## Provided data

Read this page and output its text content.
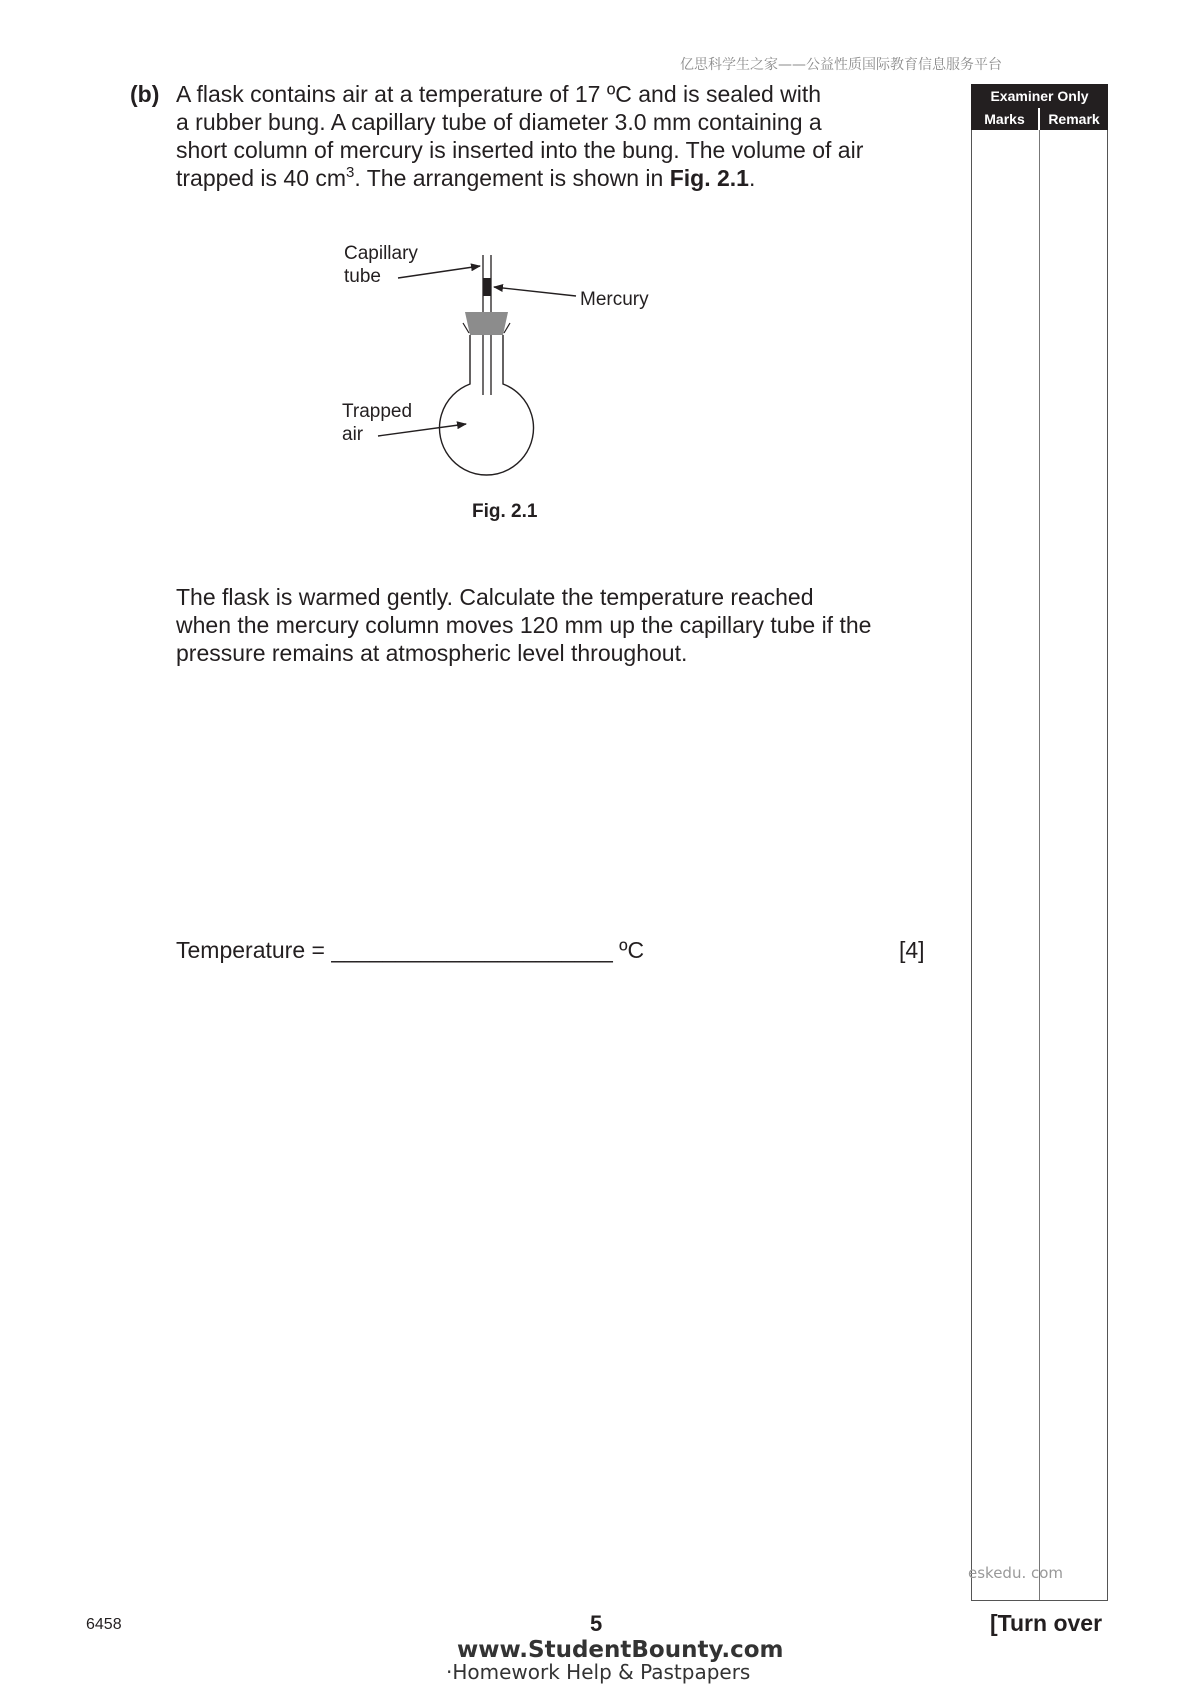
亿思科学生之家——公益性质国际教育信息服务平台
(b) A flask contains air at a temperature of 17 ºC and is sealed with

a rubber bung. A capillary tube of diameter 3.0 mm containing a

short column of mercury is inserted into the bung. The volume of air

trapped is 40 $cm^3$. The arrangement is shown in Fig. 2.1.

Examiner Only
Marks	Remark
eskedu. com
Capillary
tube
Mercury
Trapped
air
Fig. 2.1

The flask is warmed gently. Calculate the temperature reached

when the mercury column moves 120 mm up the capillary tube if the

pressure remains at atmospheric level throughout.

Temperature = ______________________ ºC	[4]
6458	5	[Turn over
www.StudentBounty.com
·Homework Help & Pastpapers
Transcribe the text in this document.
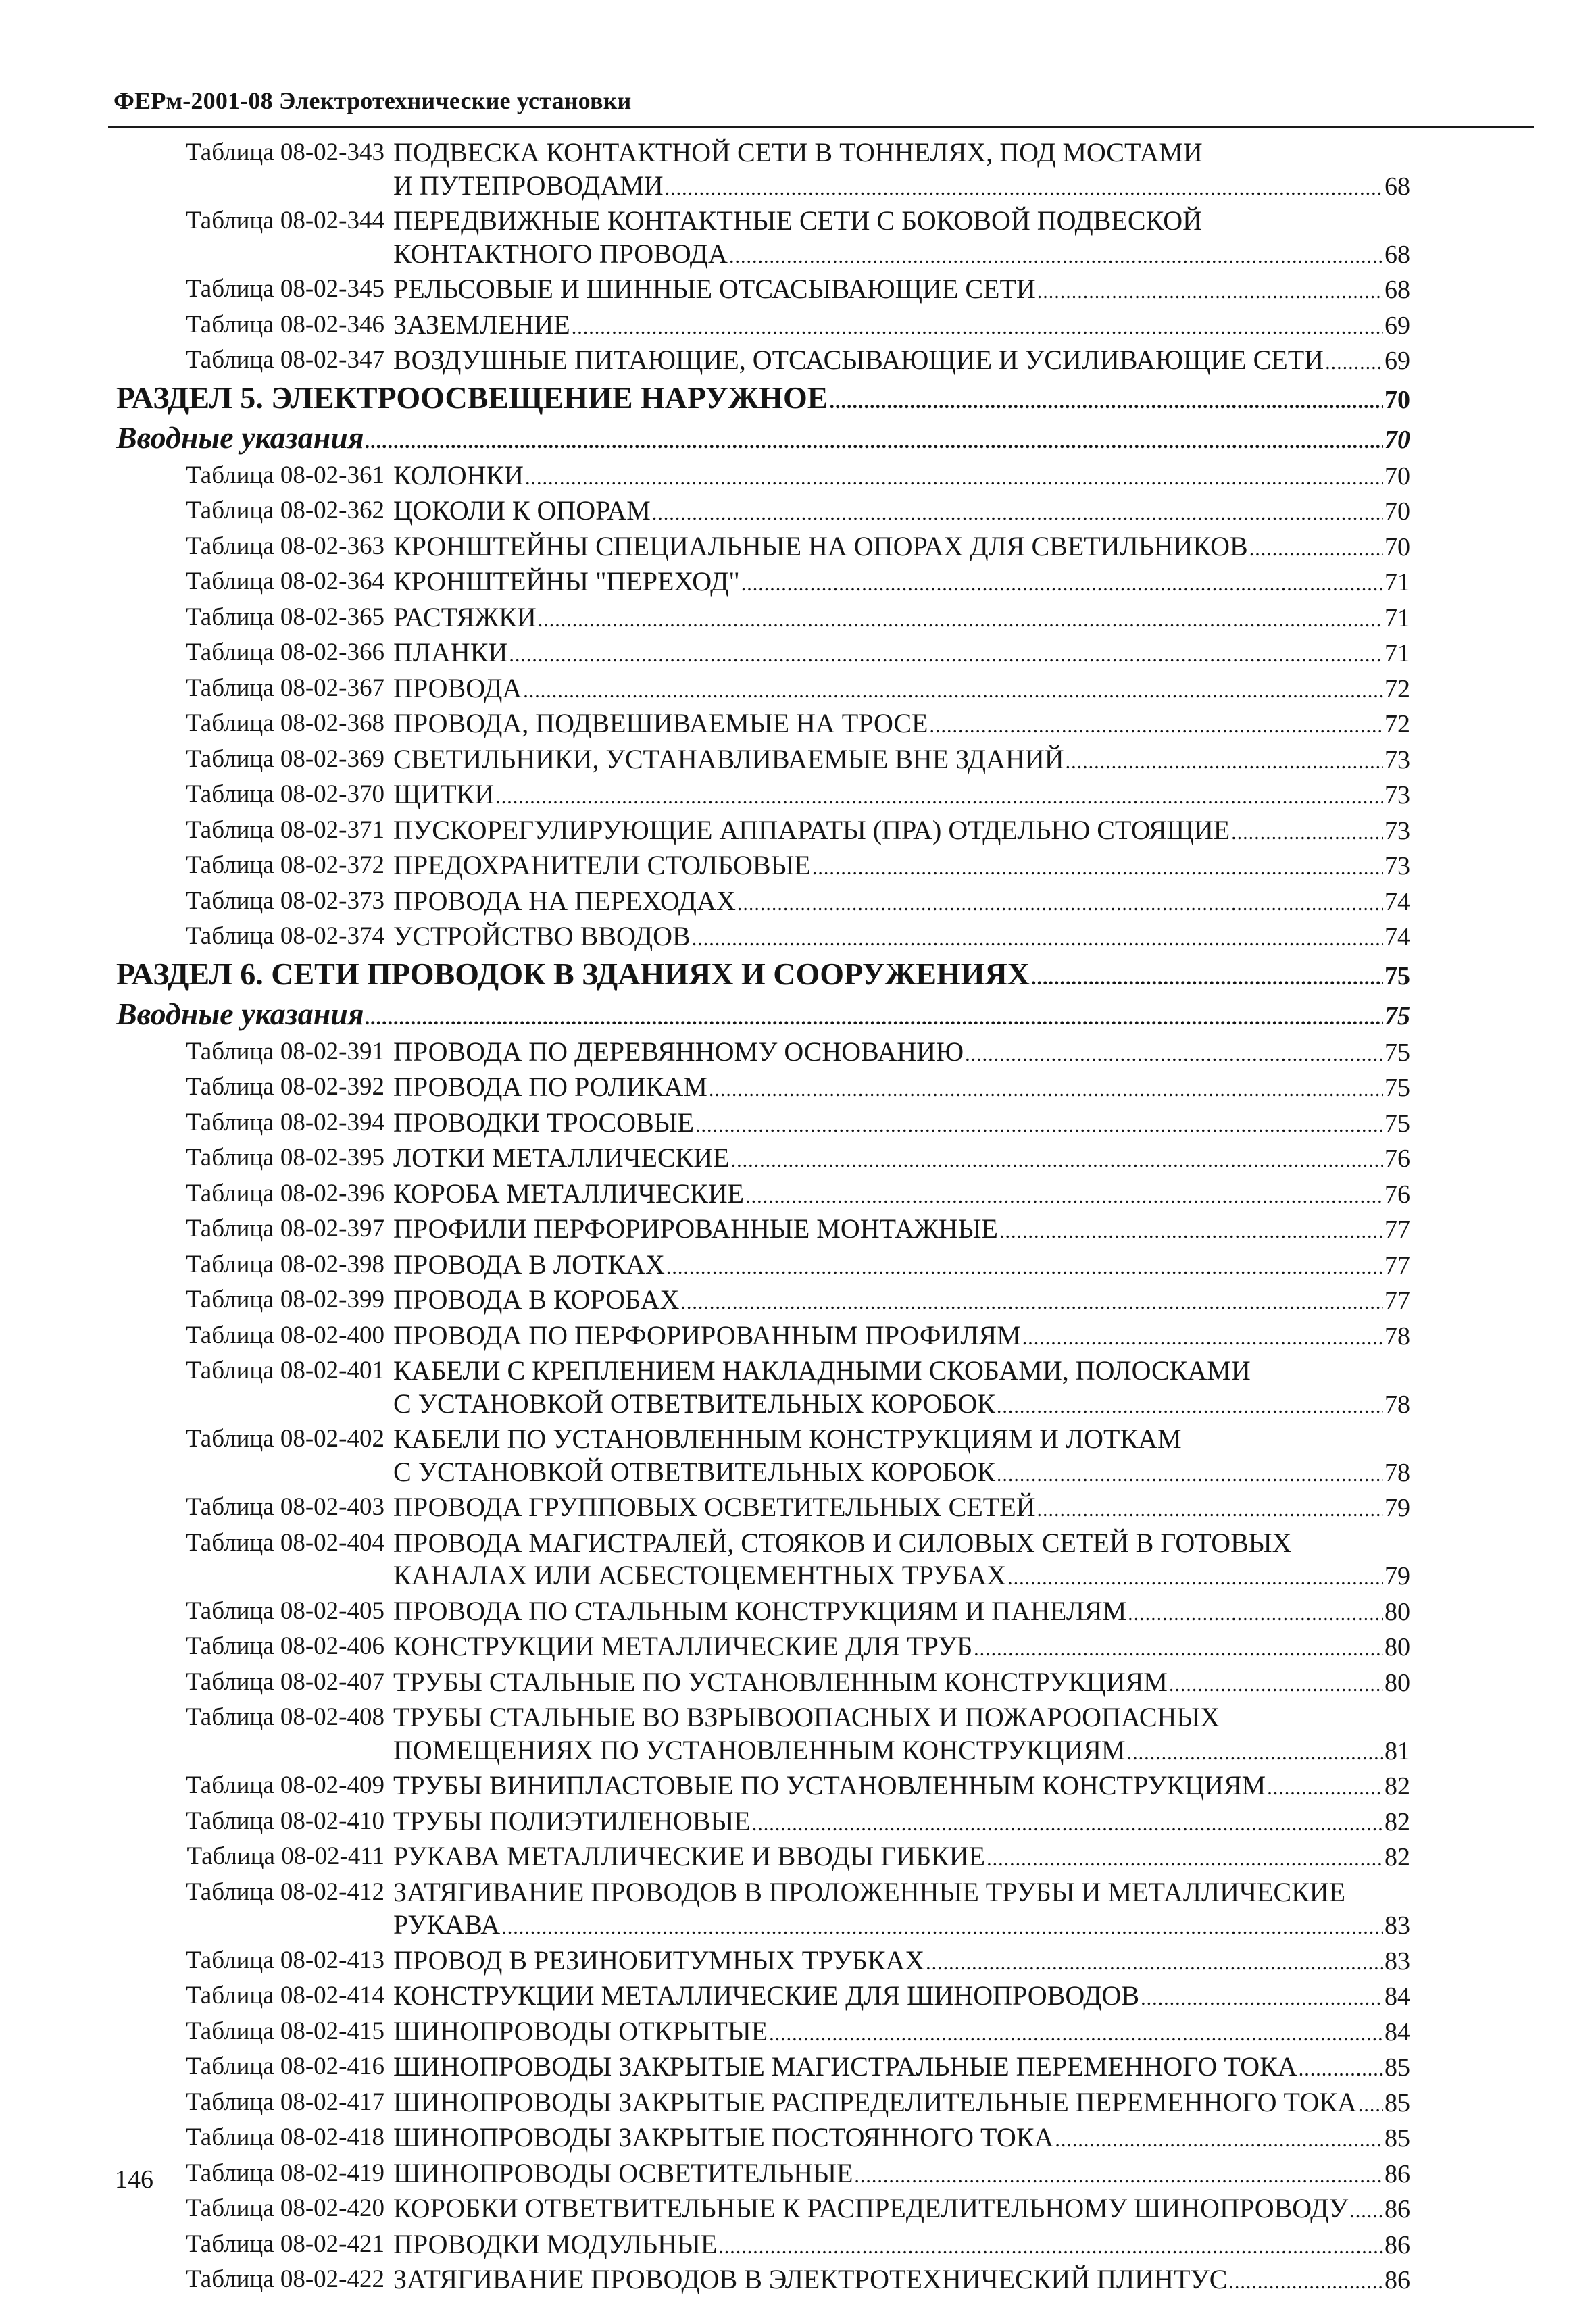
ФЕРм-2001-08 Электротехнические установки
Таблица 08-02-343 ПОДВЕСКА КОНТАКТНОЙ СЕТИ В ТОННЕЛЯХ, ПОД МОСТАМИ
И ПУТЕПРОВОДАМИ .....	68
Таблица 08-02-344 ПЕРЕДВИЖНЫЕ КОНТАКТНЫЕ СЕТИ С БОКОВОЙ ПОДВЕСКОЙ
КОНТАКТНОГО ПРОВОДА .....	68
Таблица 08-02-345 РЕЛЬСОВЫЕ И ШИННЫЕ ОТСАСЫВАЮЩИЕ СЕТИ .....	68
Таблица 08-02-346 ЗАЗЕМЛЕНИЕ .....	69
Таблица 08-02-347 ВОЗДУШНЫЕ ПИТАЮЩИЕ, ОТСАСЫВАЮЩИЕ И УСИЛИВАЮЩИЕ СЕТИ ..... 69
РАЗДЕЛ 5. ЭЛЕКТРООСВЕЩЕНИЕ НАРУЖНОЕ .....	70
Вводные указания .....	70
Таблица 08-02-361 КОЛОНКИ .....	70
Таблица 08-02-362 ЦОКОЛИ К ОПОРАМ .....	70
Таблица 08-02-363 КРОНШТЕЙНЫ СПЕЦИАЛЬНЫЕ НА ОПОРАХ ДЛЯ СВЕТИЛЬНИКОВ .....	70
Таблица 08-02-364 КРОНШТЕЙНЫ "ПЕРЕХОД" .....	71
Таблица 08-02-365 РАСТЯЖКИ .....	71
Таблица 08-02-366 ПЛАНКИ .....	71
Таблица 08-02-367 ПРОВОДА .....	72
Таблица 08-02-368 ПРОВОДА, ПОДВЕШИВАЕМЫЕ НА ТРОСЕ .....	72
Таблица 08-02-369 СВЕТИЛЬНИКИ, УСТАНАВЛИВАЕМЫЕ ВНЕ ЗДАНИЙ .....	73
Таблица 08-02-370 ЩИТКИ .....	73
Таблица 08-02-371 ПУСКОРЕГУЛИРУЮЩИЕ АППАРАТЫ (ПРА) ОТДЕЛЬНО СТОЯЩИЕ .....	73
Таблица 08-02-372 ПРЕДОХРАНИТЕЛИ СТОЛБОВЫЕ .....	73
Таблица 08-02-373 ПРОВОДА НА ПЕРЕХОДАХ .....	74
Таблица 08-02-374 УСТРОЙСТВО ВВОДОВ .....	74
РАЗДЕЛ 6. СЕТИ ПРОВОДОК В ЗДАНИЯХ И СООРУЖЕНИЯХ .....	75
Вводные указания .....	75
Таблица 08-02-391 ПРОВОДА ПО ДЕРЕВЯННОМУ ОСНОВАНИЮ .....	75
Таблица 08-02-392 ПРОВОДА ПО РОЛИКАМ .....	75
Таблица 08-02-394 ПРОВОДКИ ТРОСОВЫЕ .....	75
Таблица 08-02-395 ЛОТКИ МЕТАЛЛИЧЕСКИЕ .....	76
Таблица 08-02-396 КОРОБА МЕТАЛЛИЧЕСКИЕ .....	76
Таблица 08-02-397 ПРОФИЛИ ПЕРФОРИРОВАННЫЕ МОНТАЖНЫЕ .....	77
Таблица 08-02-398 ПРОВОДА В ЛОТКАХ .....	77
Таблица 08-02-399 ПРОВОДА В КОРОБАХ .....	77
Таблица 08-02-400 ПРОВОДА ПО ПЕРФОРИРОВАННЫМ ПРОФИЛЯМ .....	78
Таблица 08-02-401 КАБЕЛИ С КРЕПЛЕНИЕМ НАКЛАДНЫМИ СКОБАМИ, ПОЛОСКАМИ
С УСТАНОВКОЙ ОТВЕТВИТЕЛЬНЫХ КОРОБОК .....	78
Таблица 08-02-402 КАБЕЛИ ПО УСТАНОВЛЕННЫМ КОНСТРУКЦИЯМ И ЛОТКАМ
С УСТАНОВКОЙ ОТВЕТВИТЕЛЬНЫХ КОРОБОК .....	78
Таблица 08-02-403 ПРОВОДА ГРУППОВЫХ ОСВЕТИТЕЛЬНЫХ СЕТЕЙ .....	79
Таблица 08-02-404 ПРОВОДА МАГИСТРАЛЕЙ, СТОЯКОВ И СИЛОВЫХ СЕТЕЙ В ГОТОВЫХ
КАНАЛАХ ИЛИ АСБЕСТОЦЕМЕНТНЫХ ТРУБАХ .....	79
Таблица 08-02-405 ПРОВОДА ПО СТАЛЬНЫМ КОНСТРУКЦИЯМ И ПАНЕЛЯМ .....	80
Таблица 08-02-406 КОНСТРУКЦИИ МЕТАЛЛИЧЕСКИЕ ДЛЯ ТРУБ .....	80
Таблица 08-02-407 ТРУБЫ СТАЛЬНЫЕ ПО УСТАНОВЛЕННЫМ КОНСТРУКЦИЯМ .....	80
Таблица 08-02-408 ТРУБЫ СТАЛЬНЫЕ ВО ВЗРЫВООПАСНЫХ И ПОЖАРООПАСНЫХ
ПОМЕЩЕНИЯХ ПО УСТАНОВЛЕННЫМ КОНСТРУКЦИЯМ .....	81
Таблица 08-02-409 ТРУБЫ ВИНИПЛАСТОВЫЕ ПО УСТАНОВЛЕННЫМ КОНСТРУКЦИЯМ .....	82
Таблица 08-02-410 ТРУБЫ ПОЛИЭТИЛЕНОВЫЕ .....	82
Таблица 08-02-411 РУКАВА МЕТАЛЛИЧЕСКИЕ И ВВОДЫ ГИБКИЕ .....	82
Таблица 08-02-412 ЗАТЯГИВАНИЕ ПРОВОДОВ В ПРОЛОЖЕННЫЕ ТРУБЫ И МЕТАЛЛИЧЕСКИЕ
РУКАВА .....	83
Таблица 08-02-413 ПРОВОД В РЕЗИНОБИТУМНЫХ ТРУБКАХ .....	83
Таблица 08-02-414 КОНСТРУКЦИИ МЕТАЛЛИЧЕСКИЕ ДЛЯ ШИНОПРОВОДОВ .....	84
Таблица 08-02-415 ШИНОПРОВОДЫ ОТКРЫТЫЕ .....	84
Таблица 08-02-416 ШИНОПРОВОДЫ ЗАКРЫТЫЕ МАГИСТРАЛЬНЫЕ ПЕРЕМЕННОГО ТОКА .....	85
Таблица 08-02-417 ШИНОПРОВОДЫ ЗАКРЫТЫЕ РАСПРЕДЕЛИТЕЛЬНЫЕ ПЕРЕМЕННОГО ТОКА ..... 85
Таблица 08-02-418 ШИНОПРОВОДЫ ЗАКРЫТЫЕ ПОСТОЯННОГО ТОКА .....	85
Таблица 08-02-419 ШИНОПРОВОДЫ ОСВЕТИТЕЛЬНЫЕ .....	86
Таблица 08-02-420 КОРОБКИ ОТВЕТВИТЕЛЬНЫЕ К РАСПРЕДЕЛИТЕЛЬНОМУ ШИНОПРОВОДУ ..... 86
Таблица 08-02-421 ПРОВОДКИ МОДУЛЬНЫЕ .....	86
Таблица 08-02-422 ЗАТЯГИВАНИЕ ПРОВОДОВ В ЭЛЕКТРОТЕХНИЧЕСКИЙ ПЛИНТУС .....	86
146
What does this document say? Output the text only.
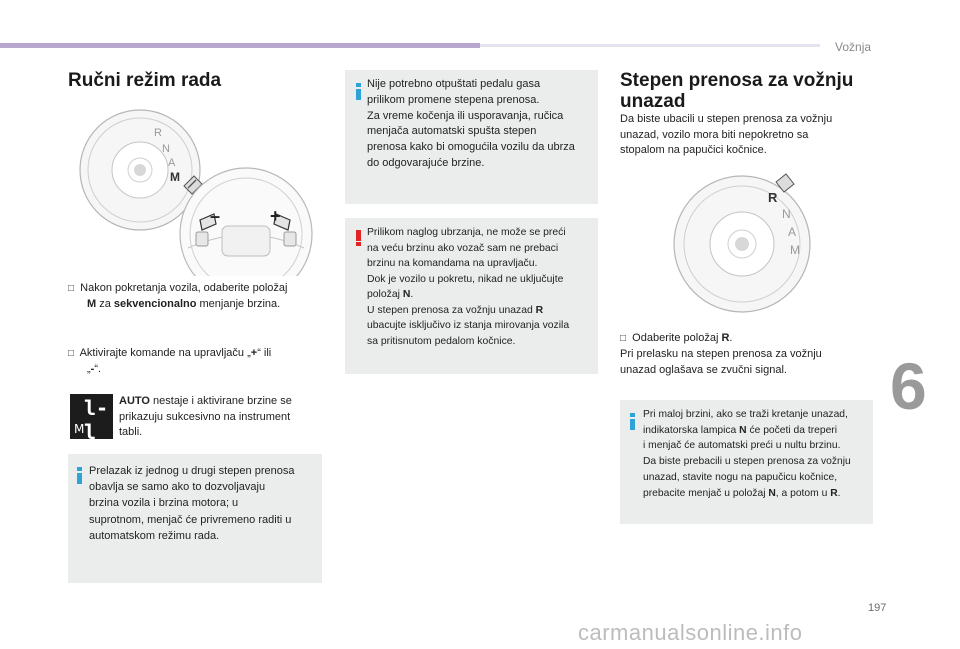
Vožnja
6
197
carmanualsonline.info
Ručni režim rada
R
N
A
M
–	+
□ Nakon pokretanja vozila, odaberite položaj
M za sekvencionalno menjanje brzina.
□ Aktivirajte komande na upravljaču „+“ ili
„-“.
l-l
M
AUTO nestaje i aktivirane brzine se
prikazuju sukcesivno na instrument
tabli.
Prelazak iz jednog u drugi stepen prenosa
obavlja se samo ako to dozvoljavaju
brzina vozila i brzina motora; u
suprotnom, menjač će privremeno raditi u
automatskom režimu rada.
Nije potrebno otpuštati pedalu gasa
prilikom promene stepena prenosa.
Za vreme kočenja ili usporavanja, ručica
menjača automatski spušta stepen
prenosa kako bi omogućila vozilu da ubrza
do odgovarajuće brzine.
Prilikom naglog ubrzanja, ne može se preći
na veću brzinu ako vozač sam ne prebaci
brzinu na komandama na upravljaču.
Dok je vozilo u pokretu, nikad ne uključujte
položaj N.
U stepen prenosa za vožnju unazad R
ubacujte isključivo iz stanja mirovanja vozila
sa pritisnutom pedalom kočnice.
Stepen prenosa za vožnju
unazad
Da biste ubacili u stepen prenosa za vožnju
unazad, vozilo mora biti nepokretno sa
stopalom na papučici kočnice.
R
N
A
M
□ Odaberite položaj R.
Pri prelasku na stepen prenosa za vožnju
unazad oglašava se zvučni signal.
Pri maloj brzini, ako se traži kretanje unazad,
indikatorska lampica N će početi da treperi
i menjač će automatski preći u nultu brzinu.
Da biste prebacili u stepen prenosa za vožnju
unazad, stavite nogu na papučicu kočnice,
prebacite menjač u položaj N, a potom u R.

## What to do
Select the lines that carry the string "ОТСАСЫВАЮЩИЕ" and copy them.

## Answer to this task
Таблица 08-02-345 РЕЛЬСОВЫЕ И ШИННЫЕ ОТСАСЫВАЮЩИЕ СЕТИ .....	68
Таблица 08-02-347 ВОЗДУШНЫЕ ПИТАЮЩИЕ, ОТСАСЫВАЮЩИЕ И УСИЛИВАЮЩИЕ СЕТИ ..... 69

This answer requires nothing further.